Reproduce the items below, substituting "colorbar-tick-label" for every occurrence of "color-bar-label" and leaving everything else unchanged.
[start Given records]
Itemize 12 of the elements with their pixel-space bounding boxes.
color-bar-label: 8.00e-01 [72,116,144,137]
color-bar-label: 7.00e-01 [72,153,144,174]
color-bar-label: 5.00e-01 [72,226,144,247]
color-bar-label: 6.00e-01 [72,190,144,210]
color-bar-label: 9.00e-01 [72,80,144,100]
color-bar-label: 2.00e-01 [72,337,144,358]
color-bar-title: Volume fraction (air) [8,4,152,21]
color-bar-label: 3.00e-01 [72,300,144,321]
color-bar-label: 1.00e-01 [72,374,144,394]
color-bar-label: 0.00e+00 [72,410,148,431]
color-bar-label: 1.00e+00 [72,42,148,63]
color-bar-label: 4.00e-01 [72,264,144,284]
[end Given records]
**Output:**
Itemize 12 of the elements with their pixel-space bounding boxes.
colorbar-tick-label: 8.00e-01 [72,116,144,137]
colorbar-tick-label: 7.00e-01 [72,153,144,174]
colorbar-tick-label: 5.00e-01 [72,226,144,247]
colorbar-tick-label: 6.00e-01 [72,190,144,210]
colorbar-tick-label: 9.00e-01 [72,80,144,100]
colorbar-tick-label: 2.00e-01 [72,337,144,358]
color-bar-title: Volume fraction (air) [8,4,152,21]
colorbar-tick-label: 3.00e-01 [72,300,144,321]
colorbar-tick-label: 1.00e-01 [72,374,144,394]
colorbar-tick-label: 0.00e+00 [72,410,148,431]
colorbar-tick-label: 1.00e+00 [72,42,148,63]
colorbar-tick-label: 4.00e-01 [72,264,144,284]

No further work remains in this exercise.